---------- Records for the exercise ----------

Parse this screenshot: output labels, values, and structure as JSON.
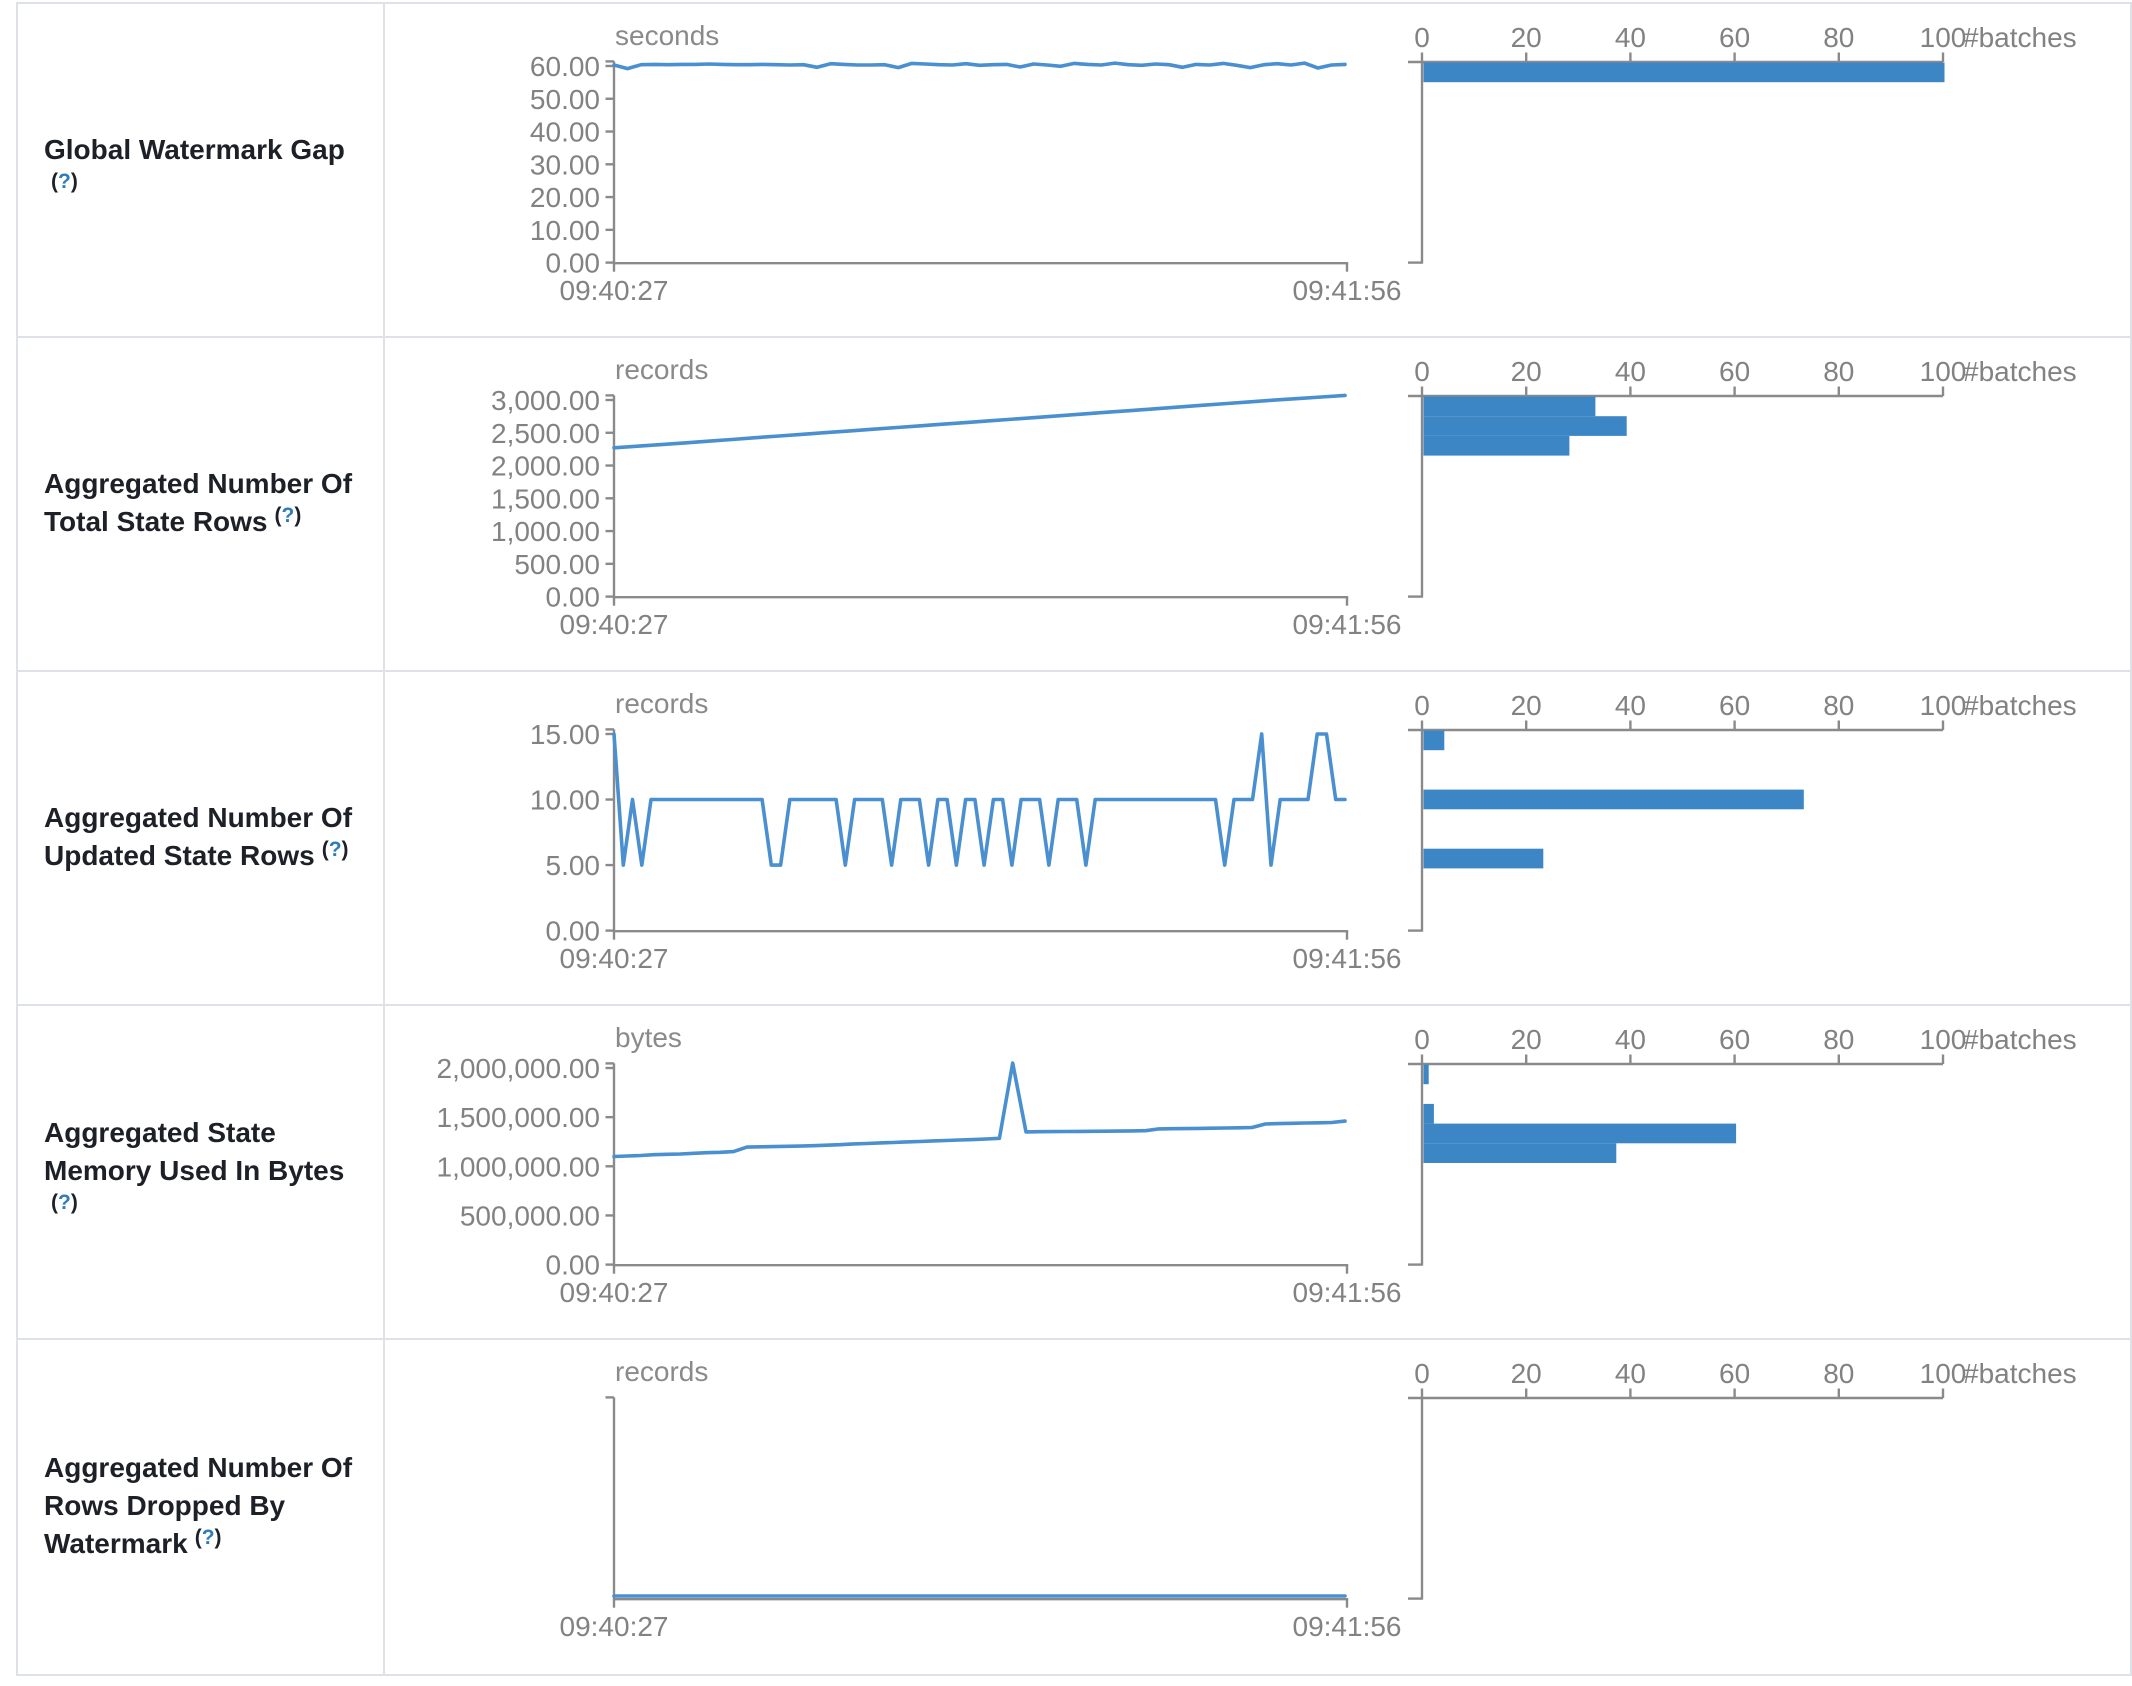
{
  "accent_colors": {
    "line": "#4a90d0",
    "bar": "#3d86c5",
    "axis": "#8a8a8a",
    "tick_text": "#828282",
    "label_text": "#1d2127",
    "help_question": "#2e7db8",
    "table_border": "#dee2e6"
  },
  "x_axis": {
    "start_label": "09:40:27",
    "end_label": "09:41:56"
  },
  "histogram_axis": {
    "tick_labels": [
      "0",
      "20",
      "40",
      "60",
      "80",
      "100"
    ],
    "tick_values": [
      0,
      20,
      40,
      60,
      80,
      100
    ],
    "unit_label": "#batches",
    "max": 100
  },
  "rows": [
    {
      "label_lines": [
        "Global Watermark Gap"
      ],
      "help": "(?)",
      "help_inline": false,
      "timeline": {
        "type": "line",
        "unit": "seconds",
        "y_tick_labels": [
          "60.00",
          "50.00",
          "40.00",
          "30.00",
          "20.00",
          "10.00",
          "0.00"
        ],
        "y_tick_top_value": 60,
        "values": [
          60.3,
          59.2,
          60.4,
          60.5,
          60.4,
          60.5,
          60.5,
          60.6,
          60.5,
          60.4,
          60.4,
          60.5,
          60.4,
          60.3,
          60.4,
          59.6,
          60.7,
          60.5,
          60.3,
          60.3,
          60.4,
          59.5,
          60.8,
          60.6,
          60.4,
          60.3,
          60.7,
          60.2,
          60.4,
          60.5,
          59.7,
          60.6,
          60.3,
          59.9,
          60.8,
          60.5,
          60.3,
          60.9,
          60.4,
          60.2,
          60.6,
          60.4,
          59.6,
          60.5,
          60.3,
          60.8,
          60.2,
          59.5,
          60.4,
          60.7,
          60.3,
          60.9,
          59.4,
          60.3,
          60.5
        ]
      },
      "histogram": {
        "type": "bar",
        "unit": "#batches",
        "bars": [
          {
            "slot": 0,
            "count": 100
          }
        ]
      }
    },
    {
      "label_lines": [
        "Aggregated Number Of",
        "Total State Rows"
      ],
      "help": "(?)",
      "help_inline": true,
      "timeline": {
        "type": "line",
        "unit": "records",
        "y_tick_labels": [
          "3,000.00",
          "2,500.00",
          "2,000.00",
          "1,500.00",
          "1,000.00",
          "500.00",
          "0.00"
        ],
        "y_tick_top_value": 3000,
        "values": [
          2270,
          2295,
          2320,
          2345,
          2372,
          2398,
          2424,
          2450,
          2476,
          2502,
          2528,
          2554,
          2580,
          2606,
          2632,
          2658,
          2684,
          2710,
          2736,
          2762,
          2790,
          2816,
          2842,
          2868,
          2894,
          2920,
          2946,
          2972,
          2998,
          3022,
          3046,
          3070
        ]
      },
      "histogram": {
        "type": "bar",
        "unit": "#batches",
        "bars": [
          {
            "slot": 0,
            "count": 33
          },
          {
            "slot": 1,
            "count": 39
          },
          {
            "slot": 2,
            "count": 28
          }
        ]
      }
    },
    {
      "label_lines": [
        "Aggregated Number Of",
        "Updated State Rows"
      ],
      "help": "(?)",
      "help_inline": true,
      "timeline": {
        "type": "line",
        "unit": "records",
        "y_tick_labels": [
          "15.00",
          "10.00",
          "5.00",
          "0.00"
        ],
        "y_tick_top_value": 15,
        "values": [
          15,
          5,
          10,
          5,
          10,
          10,
          10,
          10,
          10,
          10,
          10,
          10,
          10,
          10,
          10,
          10,
          10,
          5,
          5,
          10,
          10,
          10,
          10,
          10,
          10,
          5,
          10,
          10,
          10,
          10,
          5,
          10,
          10,
          10,
          5,
          10,
          10,
          5,
          10,
          10,
          5,
          10,
          10,
          5,
          10,
          10,
          10,
          5,
          10,
          10,
          10,
          5,
          10,
          10,
          10,
          10,
          10,
          10,
          10,
          10,
          10,
          10,
          10,
          10,
          10,
          10,
          5,
          10,
          10,
          10,
          15,
          5,
          10,
          10,
          10,
          10,
          15,
          15,
          10,
          10
        ]
      },
      "histogram": {
        "type": "bar",
        "unit": "#batches",
        "bars": [
          {
            "slot": 0,
            "count": 4
          },
          {
            "slot": 3,
            "count": 73
          },
          {
            "slot": 6,
            "count": 23
          }
        ]
      }
    },
    {
      "label_lines": [
        "Aggregated State",
        "Memory Used In Bytes"
      ],
      "help": "(?)",
      "help_inline": false,
      "timeline": {
        "type": "line",
        "unit": "bytes",
        "y_tick_labels": [
          "2,000,000.00",
          "1,500,000.00",
          "1,000,000.00",
          "500,000.00",
          "0.00"
        ],
        "y_tick_top_value": 2000000,
        "values": [
          1100000,
          1105000,
          1110000,
          1118000,
          1122000,
          1125000,
          1132000,
          1138000,
          1142000,
          1150000,
          1195000,
          1198000,
          1200000,
          1203000,
          1206000,
          1210000,
          1215000,
          1220000,
          1228000,
          1232000,
          1238000,
          1242000,
          1248000,
          1252000,
          1258000,
          1262000,
          1268000,
          1272000,
          1278000,
          1285000,
          2050000,
          1350000,
          1352000,
          1353000,
          1354000,
          1355000,
          1356000,
          1357000,
          1358000,
          1360000,
          1362000,
          1380000,
          1382000,
          1384000,
          1386000,
          1388000,
          1390000,
          1392000,
          1395000,
          1430000,
          1434000,
          1437000,
          1440000,
          1443000,
          1446000,
          1460000
        ]
      },
      "histogram": {
        "type": "bar",
        "unit": "#batches",
        "bars": [
          {
            "slot": 0,
            "count": 1
          },
          {
            "slot": 2,
            "count": 2
          },
          {
            "slot": 3,
            "count": 60
          },
          {
            "slot": 4,
            "count": 37
          }
        ]
      }
    },
    {
      "label_lines": [
        "Aggregated Number Of",
        "Rows Dropped By",
        "Watermark"
      ],
      "help": "(?)",
      "help_inline": true,
      "timeline": {
        "type": "line",
        "unit": "records",
        "y_tick_labels": [],
        "y_tick_top_value": null,
        "values": [
          0,
          0,
          0,
          0,
          0,
          0,
          0,
          0,
          0,
          0
        ]
      },
      "histogram": {
        "type": "bar",
        "unit": "#batches",
        "bars": []
      }
    }
  ]
}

----------

▶ **Exercise prompt**:
Make an exact copy of the whole listing, but don't bring over any pictures.

▶ **Output below**:
Parse this screenshot: output labels, values, and structure as JSON.
{
  "accent_colors": {
    "line": "#4a90d0",
    "bar": "#3d86c5",
    "axis": "#8a8a8a",
    "tick_text": "#828282",
    "label_text": "#1d2127",
    "help_question": "#2e7db8",
    "table_border": "#dee2e6"
  },
  "x_axis": {
    "start_label": "09:40:27",
    "end_label": "09:41:56"
  },
  "histogram_axis": {
    "tick_labels": [
      "0",
      "20",
      "40",
      "60",
      "80",
      "100"
    ],
    "tick_values": [
      0,
      20,
      40,
      60,
      80,
      100
    ],
    "unit_label": "#batches",
    "max": 100
  },
  "rows": [
    {
      "label_lines": [
        "Global Watermark Gap"
      ],
      "help": "(?)",
      "help_inline": false,
      "timeline": {
        "type": "line",
        "unit": "seconds",
        "y_tick_labels": [
          "60.00",
          "50.00",
          "40.00",
          "30.00",
          "20.00",
          "10.00",
          "0.00"
        ],
        "y_tick_top_value": 60,
        "values": [
          60.3,
          59.2,
          60.4,
          60.5,
          60.4,
          60.5,
          60.5,
          60.6,
          60.5,
          60.4,
          60.4,
          60.5,
          60.4,
          60.3,
          60.4,
          59.6,
          60.7,
          60.5,
          60.3,
          60.3,
          60.4,
          59.5,
          60.8,
          60.6,
          60.4,
          60.3,
          60.7,
          60.2,
          60.4,
          60.5,
          59.7,
          60.6,
          60.3,
          59.9,
          60.8,
          60.5,
          60.3,
          60.9,
          60.4,
          60.2,
          60.6,
          60.4,
          59.6,
          60.5,
          60.3,
          60.8,
          60.2,
          59.5,
          60.4,
          60.7,
          60.3,
          60.9,
          59.4,
          60.3,
          60.5
        ]
      },
      "histogram": {
        "type": "bar",
        "unit": "#batches",
        "bars": [
          {
            "slot": 0,
            "count": 100
          }
        ]
      }
    },
    {
      "label_lines": [
        "Aggregated Number Of",
        "Total State Rows"
      ],
      "help": "(?)",
      "help_inline": true,
      "timeline": {
        "type": "line",
        "unit": "records",
        "y_tick_labels": [
          "3,000.00",
          "2,500.00",
          "2,000.00",
          "1,500.00",
          "1,000.00",
          "500.00",
          "0.00"
        ],
        "y_tick_top_value": 3000,
        "values": [
          2270,
          2295,
          2320,
          2345,
          2372,
          2398,
          2424,
          2450,
          2476,
          2502,
          2528,
          2554,
          2580,
          2606,
          2632,
          2658,
          2684,
          2710,
          2736,
          2762,
          2790,
          2816,
          2842,
          2868,
          2894,
          2920,
          2946,
          2972,
          2998,
          3022,
          3046,
          3070
        ]
      },
      "histogram": {
        "type": "bar",
        "unit": "#batches",
        "bars": [
          {
            "slot": 0,
            "count": 33
          },
          {
            "slot": 1,
            "count": 39
          },
          {
            "slot": 2,
            "count": 28
          }
        ]
      }
    },
    {
      "label_lines": [
        "Aggregated Number Of",
        "Updated State Rows"
      ],
      "help": "(?)",
      "help_inline": true,
      "timeline": {
        "type": "line",
        "unit": "records",
        "y_tick_labels": [
          "15.00",
          "10.00",
          "5.00",
          "0.00"
        ],
        "y_tick_top_value": 15,
        "values": [
          15,
          5,
          10,
          5,
          10,
          10,
          10,
          10,
          10,
          10,
          10,
          10,
          10,
          10,
          10,
          10,
          10,
          5,
          5,
          10,
          10,
          10,
          10,
          10,
          10,
          5,
          10,
          10,
          10,
          10,
          5,
          10,
          10,
          10,
          5,
          10,
          10,
          5,
          10,
          10,
          5,
          10,
          10,
          5,
          10,
          10,
          10,
          5,
          10,
          10,
          10,
          5,
          10,
          10,
          10,
          10,
          10,
          10,
          10,
          10,
          10,
          10,
          10,
          10,
          10,
          10,
          5,
          10,
          10,
          10,
          15,
          5,
          10,
          10,
          10,
          10,
          15,
          15,
          10,
          10
        ]
      },
      "histogram": {
        "type": "bar",
        "unit": "#batches",
        "bars": [
          {
            "slot": 0,
            "count": 4
          },
          {
            "slot": 3,
            "count": 73
          },
          {
            "slot": 6,
            "count": 23
          }
        ]
      }
    },
    {
      "label_lines": [
        "Aggregated State",
        "Memory Used In Bytes"
      ],
      "help": "(?)",
      "help_inline": false,
      "timeline": {
        "type": "line",
        "unit": "bytes",
        "y_tick_labels": [
          "2,000,000.00",
          "1,500,000.00",
          "1,000,000.00",
          "500,000.00",
          "0.00"
        ],
        "y_tick_top_value": 2000000,
        "values": [
          1100000,
          1105000,
          1110000,
          1118000,
          1122000,
          1125000,
          1132000,
          1138000,
          1142000,
          1150000,
          1195000,
          1198000,
          1200000,
          1203000,
          1206000,
          1210000,
          1215000,
          1220000,
          1228000,
          1232000,
          1238000,
          1242000,
          1248000,
          1252000,
          1258000,
          1262000,
          1268000,
          1272000,
          1278000,
          1285000,
          2050000,
          1350000,
          1352000,
          1353000,
          1354000,
          1355000,
          1356000,
          1357000,
          1358000,
          1360000,
          1362000,
          1380000,
          1382000,
          1384000,
          1386000,
          1388000,
          1390000,
          1392000,
          1395000,
          1430000,
          1434000,
          1437000,
          1440000,
          1443000,
          1446000,
          1460000
        ]
      },
      "histogram": {
        "type": "bar",
        "unit": "#batches",
        "bars": [
          {
            "slot": 0,
            "count": 1
          },
          {
            "slot": 2,
            "count": 2
          },
          {
            "slot": 3,
            "count": 60
          },
          {
            "slot": 4,
            "count": 37
          }
        ]
      }
    },
    {
      "label_lines": [
        "Aggregated Number Of",
        "Rows Dropped By",
        "Watermark"
      ],
      "help": "(?)",
      "help_inline": true,
      "timeline": {
        "type": "line",
        "unit": "records",
        "y_tick_labels": [],
        "y_tick_top_value": null,
        "values": [
          0,
          0,
          0,
          0,
          0,
          0,
          0,
          0,
          0,
          0
        ]
      },
      "histogram": {
        "type": "bar",
        "unit": "#batches",
        "bars": []
      }
    }
  ]
}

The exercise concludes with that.